WHAT IS ASKED — Pick out each line containing the string "động" and copy it.

STORED ROWS —
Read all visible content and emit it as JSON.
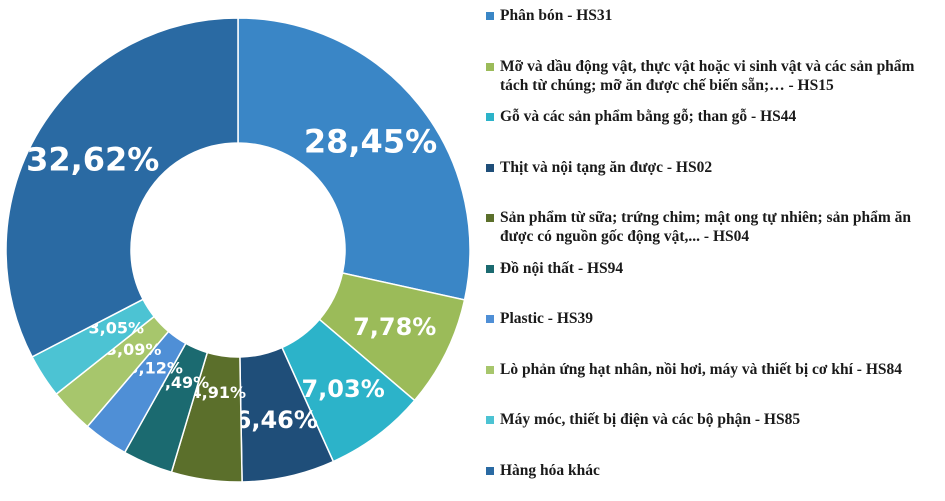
{
  "chart_data": {
    "type": "pie",
    "categories": [
      "Phân bón - HS31",
      "Mỡ và dầu động vật, thực vật hoặc vi sinh vật và các sản phẩm tách từ chúng; mỡ ăn được chế biến sẵn;… - HS15",
      "Gỗ và các sản phẩm bằng gỗ; than gỗ - HS44",
      "Thịt và nội tạng ăn được - HS02",
      "Sản phẩm từ sữa; trứng chim; mật ong tự nhiên; sản phẩm ăn được có nguồn gốc động vật,... - HS04",
      "Đồ nội thất - HS94",
      "Plastic - HS39",
      "Lò phản ứng hạt nhân, nồi hơi, máy và thiết bị cơ khí - HS84",
      "Máy móc, thiết bị điện và các bộ phận - HS85",
      "Hàng hóa khác"
    ],
    "values": [
      28.45,
      7.78,
      7.03,
      6.46,
      4.91,
      3.49,
      3.12,
      3.09,
      3.05,
      32.62
    ],
    "value_labels": [
      "28,45%",
      "7,78%",
      "7,03%",
      "6,46%",
      "4,91%",
      "3,49%",
      "3,12%",
      "3,09%",
      "3,05%",
      "32,62%"
    ],
    "colors": [
      "#3a86c6",
      "#9bbb59",
      "#2cb3c9",
      "#1f4e79",
      "#5b6f2b",
      "#1b6a70",
      "#4f8fd6",
      "#a7c66c",
      "#4cc3d3",
      "#2a6aa3"
    ],
    "donut": true,
    "legend": "right"
  }
}
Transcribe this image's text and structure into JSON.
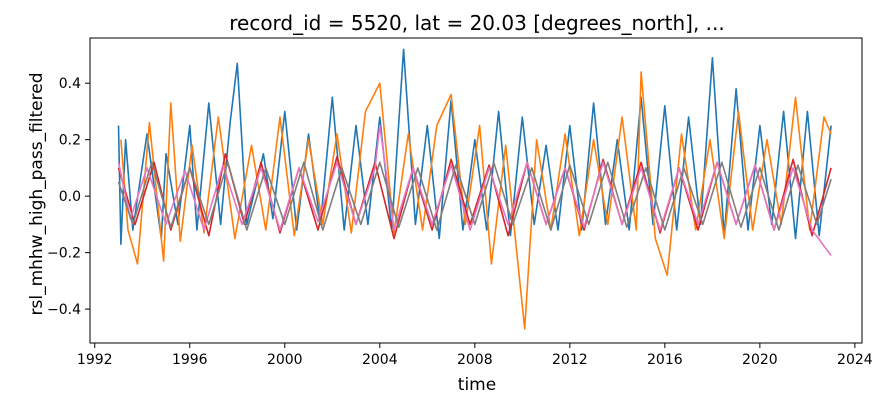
{
  "chart_data": {
    "type": "line",
    "title": "record_id = 5520, lat = 20.03 [degrees_north], ...",
    "xlabel": "time",
    "ylabel": "rsl_mhhw_high_pass_filtered",
    "xlim": [
      1991.8,
      2024.3
    ],
    "ylim": [
      -0.52,
      0.56
    ],
    "xticks": [
      1992,
      1996,
      2000,
      2004,
      2008,
      2012,
      2016,
      2020,
      2024
    ],
    "xtick_labels": [
      "1992",
      "1996",
      "2000",
      "2004",
      "2008",
      "2012",
      "2016",
      "2020",
      "2024"
    ],
    "yticks": [
      -0.4,
      -0.2,
      0.0,
      0.2,
      0.4
    ],
    "ytick_labels": [
      "−0.4",
      "−0.2",
      "0.0",
      "0.2",
      "0.4"
    ],
    "grid": false,
    "legend": "none",
    "series": [
      {
        "color": "#1f77b4",
        "x": [
          1993.0,
          1993.1,
          1993.3,
          1993.6,
          1994.2,
          1994.8,
          1995.0,
          1995.5,
          1996.0,
          1996.3,
          1996.8,
          1997.3,
          1997.7,
          1998.0,
          1998.4,
          1999.1,
          1999.5,
          2000.0,
          2000.5,
          2001.0,
          2001.5,
          2002.0,
          2002.5,
          2003.0,
          2003.5,
          2004.0,
          2004.5,
          2005.0,
          2005.5,
          2006.0,
          2006.5,
          2007.0,
          2007.5,
          2008.0,
          2008.5,
          2009.0,
          2009.5,
          2010.0,
          2010.5,
          2011.0,
          2011.5,
          2012.0,
          2012.5,
          2013.0,
          2013.5,
          2014.0,
          2014.5,
          2015.0,
          2015.5,
          2016.0,
          2016.5,
          2017.0,
          2017.5,
          2018.0,
          2018.5,
          2019.0,
          2019.5,
          2020.0,
          2020.5,
          2021.0,
          2021.5,
          2022.0,
          2022.5,
          2023.0
        ],
        "y": [
          0.25,
          -0.17,
          0.2,
          -0.12,
          0.22,
          -0.15,
          0.15,
          -0.1,
          0.25,
          -0.12,
          0.33,
          -0.1,
          0.26,
          0.47,
          -0.1,
          0.15,
          -0.08,
          0.3,
          -0.12,
          0.22,
          -0.1,
          0.35,
          -0.12,
          0.25,
          -0.1,
          0.28,
          -0.12,
          0.52,
          -0.1,
          0.25,
          -0.15,
          0.34,
          -0.12,
          0.2,
          -0.12,
          0.3,
          -0.14,
          0.28,
          -0.1,
          0.18,
          -0.12,
          0.25,
          -0.12,
          0.33,
          -0.1,
          0.2,
          -0.12,
          0.35,
          -0.1,
          0.32,
          -0.12,
          0.28,
          -0.1,
          0.49,
          -0.14,
          0.38,
          -0.12,
          0.25,
          -0.1,
          0.3,
          -0.15,
          0.3,
          -0.14,
          0.25
        ]
      },
      {
        "color": "#ff7f0e",
        "x": [
          1993.1,
          1993.4,
          1993.8,
          1994.3,
          1994.9,
          1995.2,
          1995.6,
          1996.1,
          1996.6,
          1997.2,
          1997.9,
          1998.6,
          1999.2,
          1999.8,
          2000.4,
          2001.0,
          2001.6,
          2002.2,
          2002.8,
          2003.4,
          2004.0,
          2004.6,
          2005.2,
          2005.8,
          2006.4,
          2007.0,
          2007.6,
          2008.2,
          2008.7,
          2009.3,
          2010.1,
          2010.6,
          2011.2,
          2011.8,
          2012.4,
          2013.0,
          2013.6,
          2014.2,
          2014.8,
          2015.0,
          2015.6,
          2016.1,
          2016.7,
          2017.3,
          2017.9,
          2018.5,
          2019.1,
          2019.7,
          2020.3,
          2020.9,
          2021.5,
          2022.1,
          2022.7,
          2023.0
        ],
        "y": [
          0.2,
          -0.12,
          -0.24,
          0.26,
          -0.23,
          0.33,
          -0.16,
          0.18,
          -0.13,
          0.28,
          -0.15,
          0.18,
          -0.12,
          0.28,
          -0.14,
          0.2,
          -0.1,
          0.22,
          -0.13,
          0.3,
          0.4,
          -0.13,
          0.22,
          -0.12,
          0.25,
          0.36,
          -0.1,
          0.25,
          -0.24,
          0.18,
          -0.47,
          0.2,
          -0.12,
          0.22,
          -0.14,
          0.2,
          -0.1,
          0.28,
          -0.12,
          0.44,
          -0.15,
          -0.28,
          0.22,
          -0.12,
          0.2,
          -0.15,
          0.3,
          -0.12,
          0.2,
          -0.1,
          0.35,
          -0.12,
          0.28,
          0.22
        ]
      },
      {
        "color": "#d62728",
        "x": [
          1993.0,
          1993.7,
          1994.5,
          1995.2,
          1996.0,
          1996.8,
          1997.5,
          1998.3,
          1999.0,
          1999.8,
          2000.6,
          2001.4,
          2002.2,
          2003.0,
          2003.8,
          2004.6,
          2005.4,
          2006.2,
          2007.0,
          2007.8,
          2008.6,
          2009.4,
          2010.2,
          2011.0,
          2011.8,
          2012.6,
          2013.4,
          2014.2,
          2015.0,
          2015.8,
          2016.6,
          2017.4,
          2018.2,
          2019.0,
          2019.8,
          2020.6,
          2021.4,
          2022.2,
          2023.0
        ],
        "y": [
          0.1,
          -0.1,
          0.12,
          -0.12,
          0.1,
          -0.14,
          0.15,
          -0.1,
          0.12,
          -0.13,
          0.1,
          -0.12,
          0.14,
          -0.1,
          0.12,
          -0.15,
          0.1,
          -0.12,
          0.13,
          -0.1,
          0.11,
          -0.14,
          0.12,
          -0.1,
          0.1,
          -0.12,
          0.13,
          -0.1,
          0.12,
          -0.13,
          0.1,
          -0.12,
          0.12,
          -0.1,
          0.11,
          -0.12,
          0.13,
          -0.14,
          0.1
        ]
      },
      {
        "color": "#e377c2",
        "x": [
          1993.0,
          1993.5,
          1994.2,
          1995.0,
          1995.8,
          1996.6,
          1997.4,
          1998.2,
          1999.0,
          1999.8,
          2000.6,
          2001.4,
          2002.2,
          2003.0,
          2003.8,
          2004.0,
          2004.6,
          2005.4,
          2006.2,
          2007.0,
          2007.8,
          2008.6,
          2009.4,
          2010.2,
          2011.0,
          2011.8,
          2012.6,
          2013.4,
          2014.2,
          2015.0,
          2015.8,
          2016.6,
          2017.4,
          2018.2,
          2019.0,
          2019.8,
          2020.6,
          2021.4,
          2022.2,
          2023.0
        ],
        "y": [
          0.12,
          -0.08,
          0.1,
          -0.1,
          0.09,
          -0.12,
          0.11,
          -0.1,
          0.1,
          -0.12,
          0.1,
          -0.09,
          0.12,
          -0.1,
          0.1,
          0.25,
          -0.12,
          0.1,
          -0.1,
          0.11,
          -0.12,
          0.1,
          -0.1,
          0.12,
          -0.1,
          0.1,
          -0.11,
          0.12,
          -0.1,
          0.1,
          -0.12,
          0.1,
          -0.1,
          0.12,
          -0.1,
          0.11,
          -0.12,
          0.1,
          -0.12,
          -0.21
        ]
      },
      {
        "color": "#7f7f7f",
        "x": [
          1993.0,
          1993.6,
          1994.4,
          1995.2,
          1996.0,
          1996.8,
          1997.6,
          1998.4,
          1999.2,
          2000.0,
          2000.8,
          2001.6,
          2002.4,
          2003.2,
          2004.0,
          2004.8,
          2005.6,
          2006.4,
          2007.2,
          2008.0,
          2008.8,
          2009.6,
          2010.4,
          2011.2,
          2012.0,
          2012.8,
          2013.6,
          2014.4,
          2015.2,
          2016.0,
          2016.8,
          2017.6,
          2018.4,
          2019.2,
          2020.0,
          2020.8,
          2021.6,
          2022.4,
          2023.0
        ],
        "y": [
          0.05,
          -0.1,
          0.12,
          -0.11,
          0.1,
          -0.1,
          0.12,
          -0.12,
          0.1,
          -0.1,
          0.12,
          -0.12,
          0.1,
          -0.1,
          0.12,
          -0.11,
          0.1,
          -0.12,
          0.11,
          -0.1,
          0.12,
          -0.1,
          0.1,
          -0.12,
          0.11,
          -0.1,
          0.12,
          -0.11,
          0.1,
          -0.12,
          0.1,
          -0.1,
          0.12,
          -0.11,
          0.1,
          -0.12,
          0.11,
          -0.1,
          0.06
        ]
      }
    ]
  }
}
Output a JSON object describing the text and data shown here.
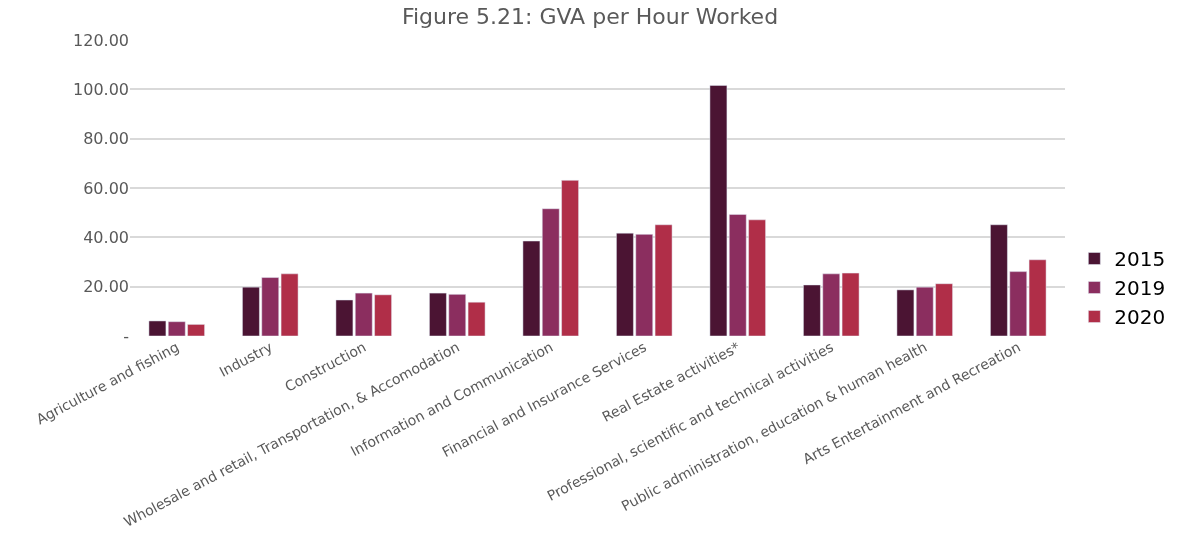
{
  "chart_data": {
    "type": "bar",
    "title": "Figure 5.21: GVA per Hour Worked",
    "categories": [
      "Agriculture and fishing",
      "Industry",
      "Construction",
      "Wholesale and retail, Transportation, & Accomodation",
      "Information and Communication",
      "Financial and Insurance Services",
      "Real Estate activities*",
      "Professional, scientific and technical activities",
      "Public administration, education & human health",
      "Arts Entertainment and Recreation"
    ],
    "series": [
      {
        "name": "2015",
        "color": "#4b1433",
        "values": [
          6.1,
          19.8,
          14.6,
          17.4,
          38.5,
          41.7,
          101.6,
          20.7,
          18.7,
          45.1
        ]
      },
      {
        "name": "2019",
        "color": "#8b2e5f",
        "values": [
          5.8,
          23.7,
          17.4,
          16.9,
          51.6,
          41.2,
          49.3,
          25.2,
          19.8,
          26.1
        ]
      },
      {
        "name": "2020",
        "color": "#b02e48",
        "values": [
          4.7,
          25.2,
          16.7,
          13.7,
          63.1,
          45.1,
          47.1,
          25.5,
          21.2,
          30.9
        ]
      }
    ],
    "ylim": [
      0,
      120
    ],
    "yticks": [
      {
        "value": 0,
        "label": "-"
      },
      {
        "value": 20,
        "label": "20.00"
      },
      {
        "value": 40,
        "label": "40.00"
      },
      {
        "value": 60,
        "label": "60.00"
      },
      {
        "value": 80,
        "label": "80.00"
      },
      {
        "value": 100,
        "label": "100.00"
      },
      {
        "value": 120,
        "label": "120.00"
      }
    ],
    "grid": "y",
    "legend": "right"
  }
}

RESPONSE FOR THIS EXERCISE —
      "Mỡ và dầu động vật, thực vật hoặc vi sinh vật và các sản phẩm tách từ chúng; mỡ ăn được chế biến sẵn;… - HS15",
      "Sản phẩm từ sữa; trứng chim; mật ong tự nhiên; sản phẩm ăn được có nguồn gốc động vật,... - HS04",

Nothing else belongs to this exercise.